WHAT IS ASKED. Find the word "hadoop" in the material below and gather every line that contains it.

(Extracted records)
□ □ □ □

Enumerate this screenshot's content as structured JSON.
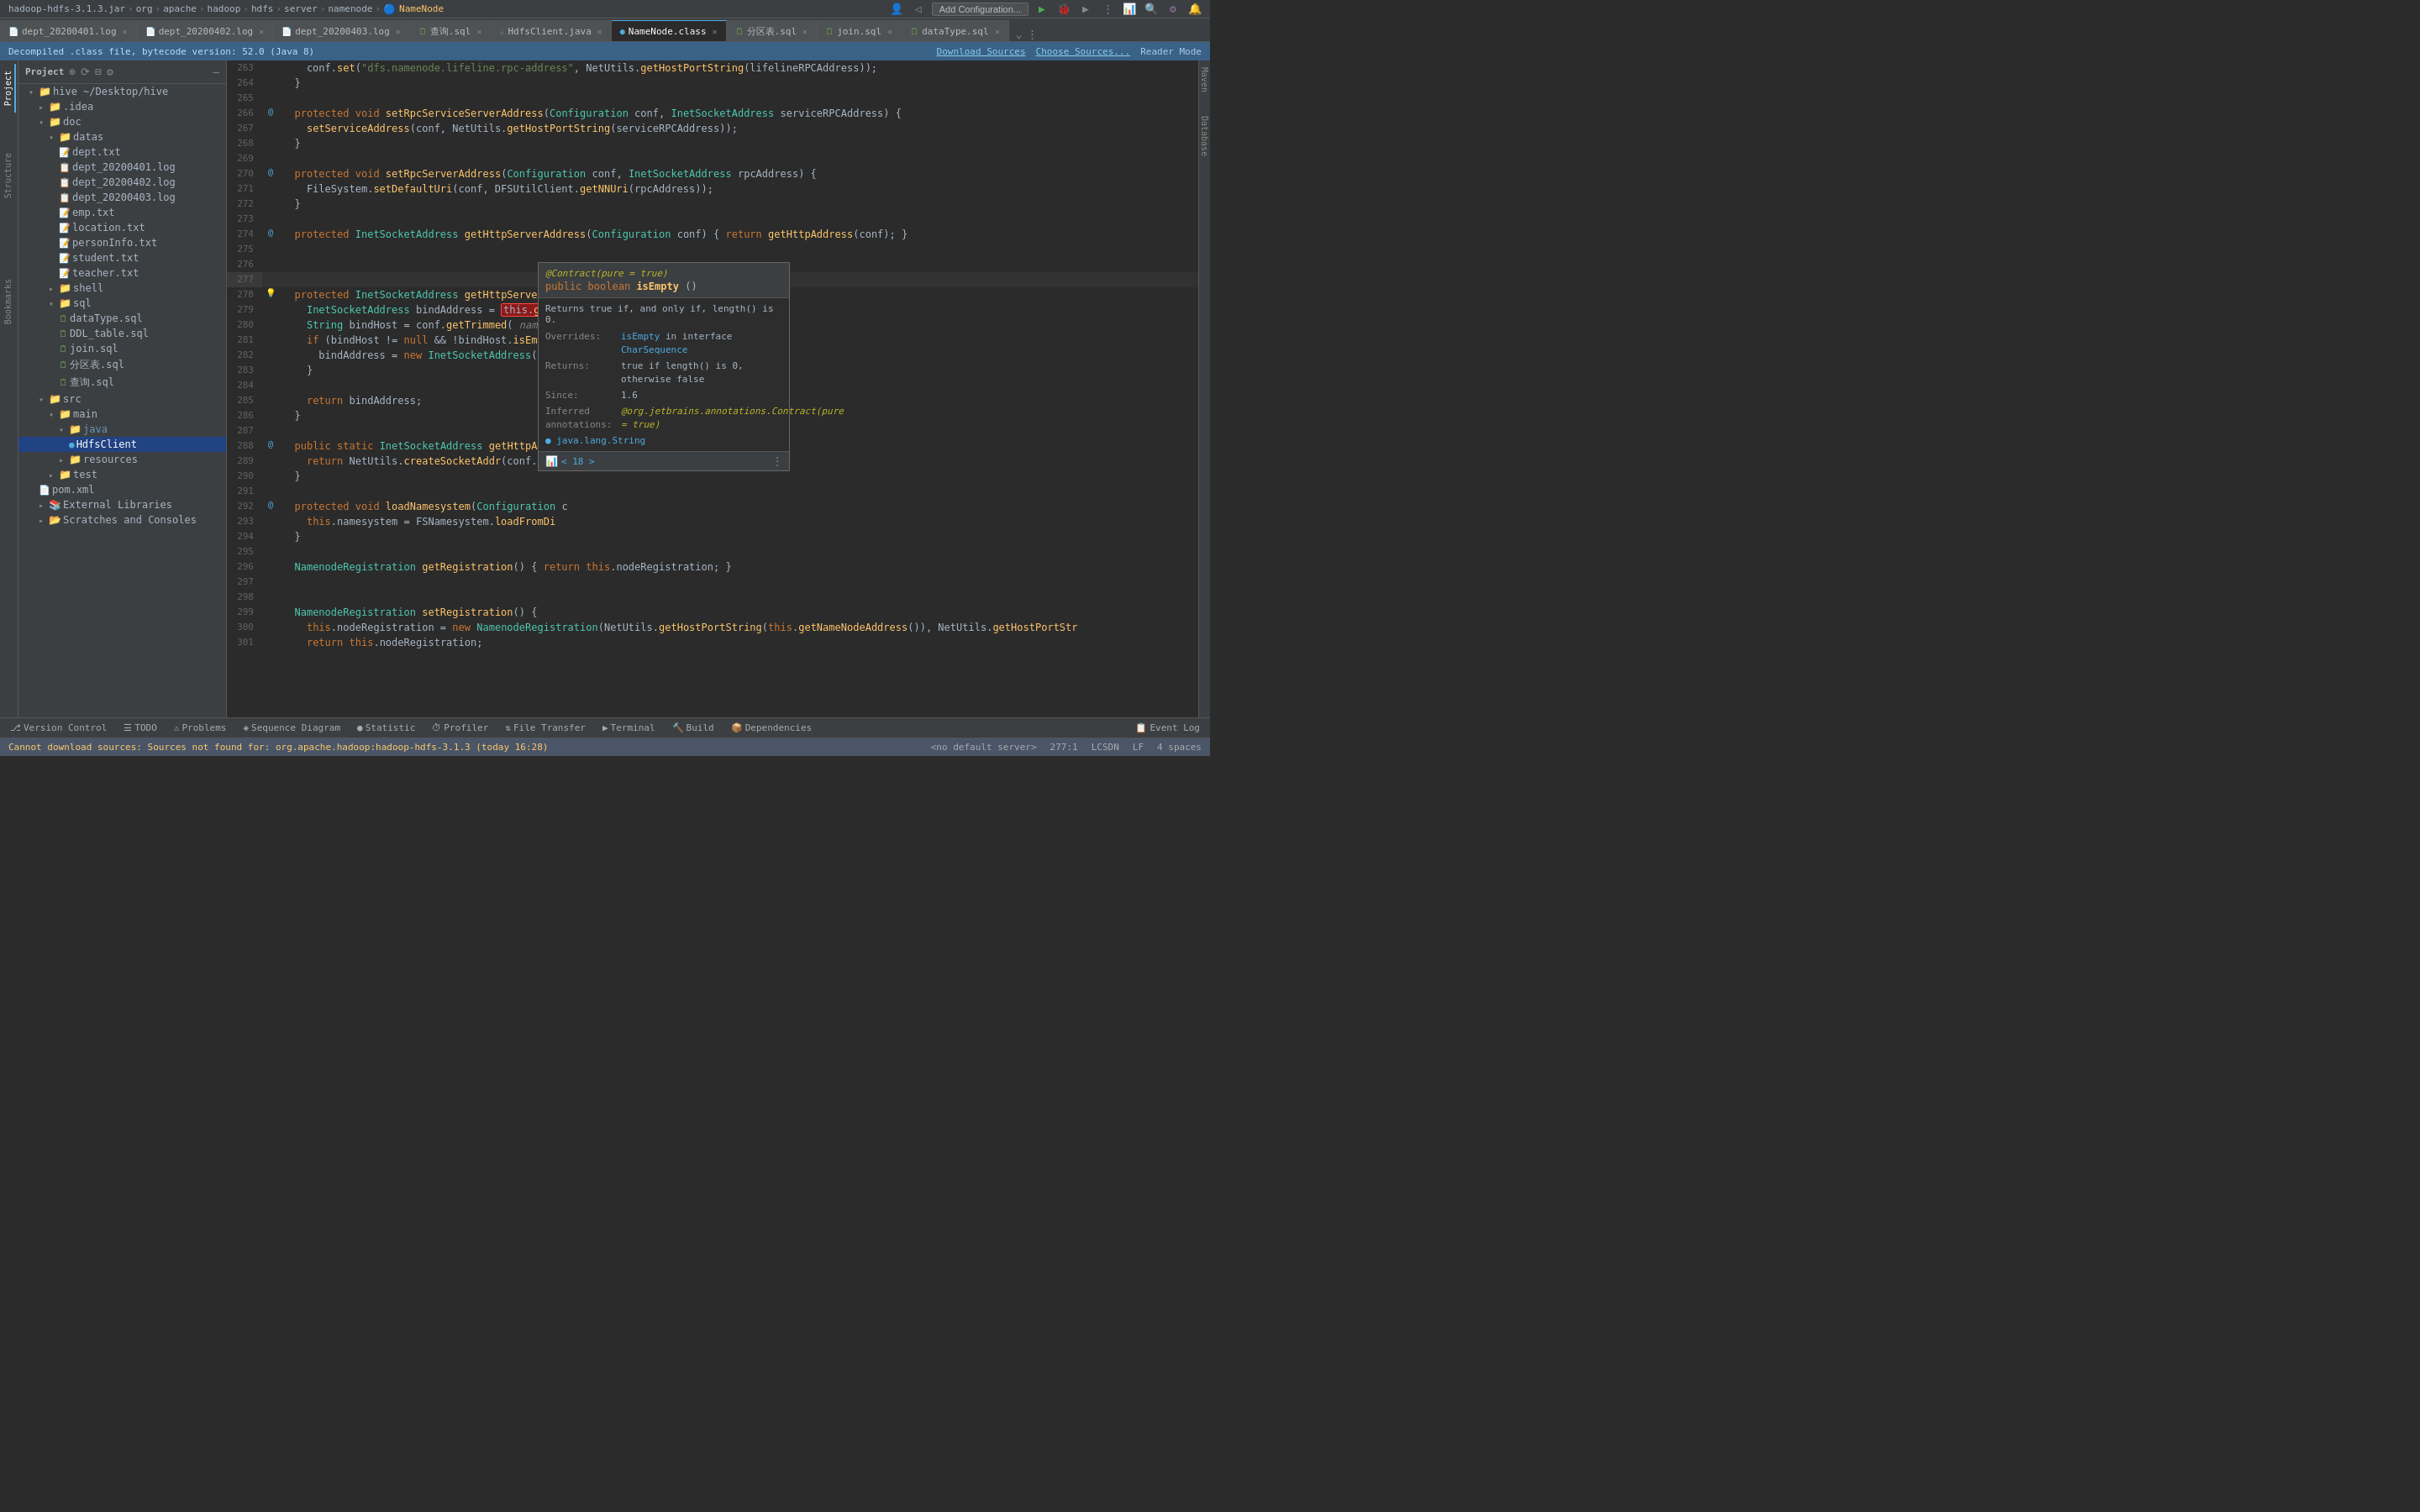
{
  "topbar": {
    "breadcrumb": [
      "hadoop-hdfs-3.1.3.jar",
      "org",
      "apache",
      "hadoop",
      "hdfs",
      "server",
      "namenode",
      "NameNode"
    ],
    "active_file": "NameNode",
    "add_config_btn": "Add Configuration...",
    "separators": [
      ">",
      ">",
      ">",
      ">",
      ">",
      ">",
      ">"
    ]
  },
  "tabs": [
    {
      "id": "tab1",
      "label": "dept_20200401.log",
      "type": "log",
      "active": false
    },
    {
      "id": "tab2",
      "label": "dept_20200402.log",
      "type": "log",
      "active": false
    },
    {
      "id": "tab3",
      "label": "dept_20200403.log",
      "type": "log",
      "active": false
    },
    {
      "id": "tab4",
      "label": "查询.sql",
      "type": "sql",
      "active": false
    },
    {
      "id": "tab5",
      "label": "HdfsClient.java",
      "type": "java",
      "active": false
    },
    {
      "id": "tab6",
      "label": "NameNode.class",
      "type": "class",
      "active": true
    },
    {
      "id": "tab7",
      "label": "分区表.sql",
      "type": "sql",
      "active": false
    },
    {
      "id": "tab8",
      "label": "join.sql",
      "type": "sql",
      "active": false
    },
    {
      "id": "tab9",
      "label": "dataType.sql",
      "type": "sql",
      "active": false
    }
  ],
  "infobar": {
    "text": "Decompiled .class file, bytecode version: 52.0 (Java 8)",
    "download_sources": "Download Sources",
    "choose_sources": "Choose Sources...",
    "reader_mode": "Reader Mode"
  },
  "sidebar": {
    "title": "Project",
    "root": {
      "label": "hive ~/Desktop/hive",
      "children": [
        {
          "label": ".idea",
          "type": "folder",
          "expanded": false
        },
        {
          "label": "doc",
          "type": "folder",
          "expanded": true,
          "children": [
            {
              "label": "datas",
              "type": "folder",
              "expanded": true,
              "children": [
                {
                  "label": "dept.txt",
                  "type": "txt"
                },
                {
                  "label": "dept_20200401.log",
                  "type": "log"
                },
                {
                  "label": "dept_20200402.log",
                  "type": "log"
                },
                {
                  "label": "dept_20200403.log",
                  "type": "log"
                },
                {
                  "label": "emp.txt",
                  "type": "txt"
                },
                {
                  "label": "location.txt",
                  "type": "txt"
                },
                {
                  "label": "personInfo.txt",
                  "type": "txt"
                },
                {
                  "label": "student.txt",
                  "type": "txt"
                },
                {
                  "label": "teacher.txt",
                  "type": "txt"
                }
              ]
            },
            {
              "label": "shell",
              "type": "folder",
              "expanded": false
            },
            {
              "label": "sql",
              "type": "folder",
              "expanded": true,
              "children": [
                {
                  "label": "dataType.sql",
                  "type": "sql"
                },
                {
                  "label": "DDL_table.sql",
                  "type": "sql"
                },
                {
                  "label": "join.sql",
                  "type": "sql"
                },
                {
                  "label": "分区表.sql",
                  "type": "sql"
                },
                {
                  "label": "查询.sql",
                  "type": "sql"
                }
              ]
            }
          ]
        },
        {
          "label": "src",
          "type": "folder",
          "expanded": true,
          "children": [
            {
              "label": "main",
              "type": "folder",
              "expanded": true,
              "children": [
                {
                  "label": "java",
                  "type": "folder",
                  "expanded": true,
                  "children": [
                    {
                      "label": "HdfsClient",
                      "type": "java",
                      "selected": true
                    }
                  ]
                },
                {
                  "label": "resources",
                  "type": "folder",
                  "expanded": false
                }
              ]
            },
            {
              "label": "test",
              "type": "folder",
              "expanded": false
            }
          ]
        },
        {
          "label": "pom.xml",
          "type": "xml"
        },
        {
          "label": "External Libraries",
          "type": "folder",
          "expanded": false
        },
        {
          "label": "Scratches and Consoles",
          "type": "folder",
          "expanded": false
        }
      ]
    }
  },
  "code": {
    "lines": [
      {
        "num": "263",
        "content": "    conf.set(\"dfs.namenode.lifeline.rpc-address\", NetUtils.getHostPortString(lifelineRPCAddress));"
      },
      {
        "num": "264",
        "content": "  }"
      },
      {
        "num": "265",
        "content": ""
      },
      {
        "num": "266",
        "content": "  protected void setRpcServiceServerAddress(Configuration conf, InetSocketAddress serviceRPCAddress) {",
        "gutter": "annot"
      },
      {
        "num": "267",
        "content": "    setServiceAddress(conf, NetUtils.getHostPortString(serviceRPCAddress));"
      },
      {
        "num": "268",
        "content": "  }"
      },
      {
        "num": "269",
        "content": ""
      },
      {
        "num": "270",
        "content": "  protected void setRpcServerAddress(Configuration conf, InetSocketAddress rpcAddress) {",
        "gutter": "annot"
      },
      {
        "num": "271",
        "content": "    FileSystem.setDefaultUri(conf, DFSUtilClient.getNNUri(rpcAddress));"
      },
      {
        "num": "272",
        "content": "  }"
      },
      {
        "num": "273",
        "content": ""
      },
      {
        "num": "274",
        "content": "  protected InetSocketAddress getHttpServerAddress(Configuration conf) { return getHttpAddress(conf); }",
        "gutter": "annot"
      },
      {
        "num": "275",
        "content": ""
      },
      {
        "num": "276",
        "content": ""
      },
      {
        "num": "277",
        "content": ""
      },
      {
        "num": "278",
        "content": "  protected InetSocketAddress getHttpServerBindAddress(Configuration conf) {",
        "gutter": "bulb"
      },
      {
        "num": "279",
        "content": "    InetSocketAddress bindAddress = this.getHttpServerAddress(conf);",
        "highlight": true
      },
      {
        "num": "280",
        "content": "    String bindHost = conf.getTrimmed( name: \"dfs.namenode.http-bind-host\");"
      },
      {
        "num": "281",
        "content": "    if (bindHost != null && !bindHost.isEmpty()) {"
      },
      {
        "num": "282",
        "content": "      bindAddress = new InetSocketAddress(b"
      },
      {
        "num": "283",
        "content": "    }"
      },
      {
        "num": "284",
        "content": ""
      },
      {
        "num": "285",
        "content": "    return bindAddress;"
      },
      {
        "num": "286",
        "content": "  }"
      },
      {
        "num": "287",
        "content": ""
      },
      {
        "num": "288",
        "content": "  @ public static InetSocketAddress getHttpAddres",
        "gutter": "annot"
      },
      {
        "num": "289",
        "content": "    return NetUtils.createSocketAddr(conf.get"
      },
      {
        "num": "290",
        "content": "  }"
      },
      {
        "num": "291",
        "content": ""
      },
      {
        "num": "292",
        "content": "  protected void loadNamesystem(Configuration c",
        "gutter": "annot"
      },
      {
        "num": "293",
        "content": "    this.namesystem = FSNamesystem.loadFromDi"
      },
      {
        "num": "294",
        "content": "  }"
      },
      {
        "num": "295",
        "content": ""
      },
      {
        "num": "296",
        "content": "  NamenodeRegistration getRegistration() { return this.nodeRegistration; }"
      },
      {
        "num": "297",
        "content": ""
      },
      {
        "num": "298",
        "content": ""
      },
      {
        "num": "299",
        "content": "  NamenodeRegistration setRegistration() {"
      },
      {
        "num": "300",
        "content": "    this.nodeRegistration = new NamenodeRegistration(NetUtils.getHostPortString(this.getNameNodeAddress()), NetUtils.getHostPortStr"
      },
      {
        "num": "301",
        "content": "    return this.nodeRegistration;"
      }
    ]
  },
  "tooltip": {
    "annotations": "@Contract(pure = true)",
    "signature": "public boolean isEmpty()",
    "description": "Returns true if, and only if, length() is 0.",
    "overrides_label": "Overrides:",
    "overrides_method": "isEmpty",
    "overrides_interface": "in interface",
    "overrides_type": "CharSequence",
    "returns_label": "Returns:",
    "returns_val": "true if length() is 0, otherwise false",
    "since_label": "Since:",
    "since_val": "1.6",
    "inferred_label": "Inferred annotations:",
    "inferred_val": "@org.jetbrains.annotations.Contract(pure = true)",
    "java_type": "java.lang.String",
    "more": "< 18 >"
  },
  "bottom_toolbar": {
    "items": [
      {
        "label": "Version Control",
        "icon": "⎇"
      },
      {
        "label": "TODO",
        "icon": "☰"
      },
      {
        "label": "Problems",
        "icon": "⚠"
      },
      {
        "label": "Sequence Diagram",
        "icon": "◈"
      },
      {
        "label": "Statistic",
        "icon": "📊"
      },
      {
        "label": "Profiler",
        "icon": "⏱"
      },
      {
        "label": "File Transfer",
        "icon": "⇅"
      },
      {
        "label": "Terminal",
        "icon": ">"
      },
      {
        "label": "Build",
        "icon": "🔨"
      },
      {
        "label": "Dependencies",
        "icon": "📦"
      },
      {
        "label": "Event Log",
        "icon": "📋"
      }
    ]
  },
  "statusbar": {
    "error_msg": "Cannot download sources: Sources not found for: org.apache.hadoop:hadoop-hdfs-3.1.3 (today 16:28)",
    "server": "<no default server>",
    "line_col": "277:1",
    "encoding": "LCSDN",
    "line_sep": "LF",
    "indent": "4 spaces"
  },
  "left_tabs": [
    "Project",
    "Structure",
    "Bookmarks"
  ],
  "right_tabs": [
    "Maven",
    "Database"
  ]
}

□ □ □ □

EXERCISE SOLUTION.
      "hadoop-hdfs-3.1.3.jar",
      "hadoop",
    "error_msg": "Cannot download sources: Sources not found for: org.apache.hadoop:hadoop-hdfs-3.1.3 (today 16:28)",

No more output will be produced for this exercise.